- GOAL -
Scan the listing that follows and report how many lines contain "الدولية". Write the number alone.

[Extracted data entries]
%%
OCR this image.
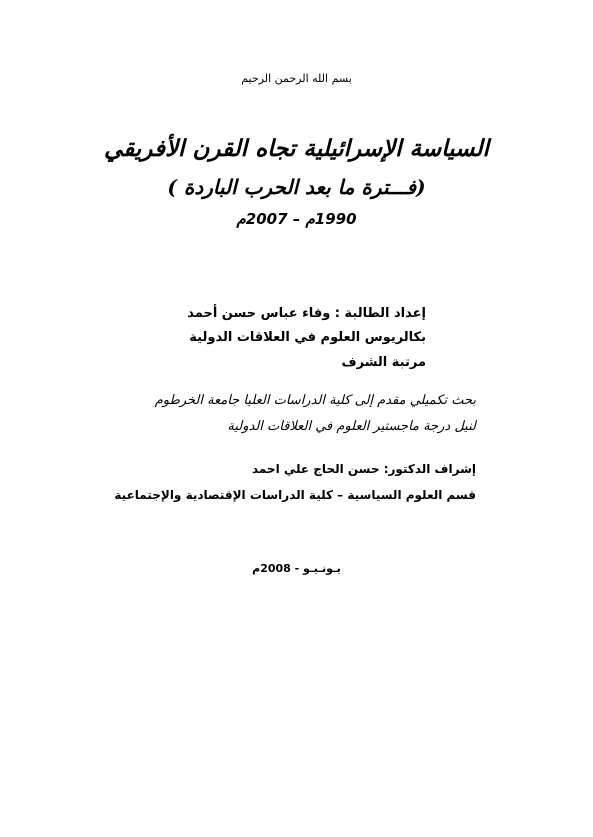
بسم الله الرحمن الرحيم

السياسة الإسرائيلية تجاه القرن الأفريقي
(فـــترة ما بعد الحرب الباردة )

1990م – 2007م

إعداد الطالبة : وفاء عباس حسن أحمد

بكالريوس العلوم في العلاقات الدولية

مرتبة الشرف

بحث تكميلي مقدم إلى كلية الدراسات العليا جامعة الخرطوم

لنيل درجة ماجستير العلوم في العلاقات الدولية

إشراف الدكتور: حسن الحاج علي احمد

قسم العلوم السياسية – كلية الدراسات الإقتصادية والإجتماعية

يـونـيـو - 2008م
%%
- RESULT -
2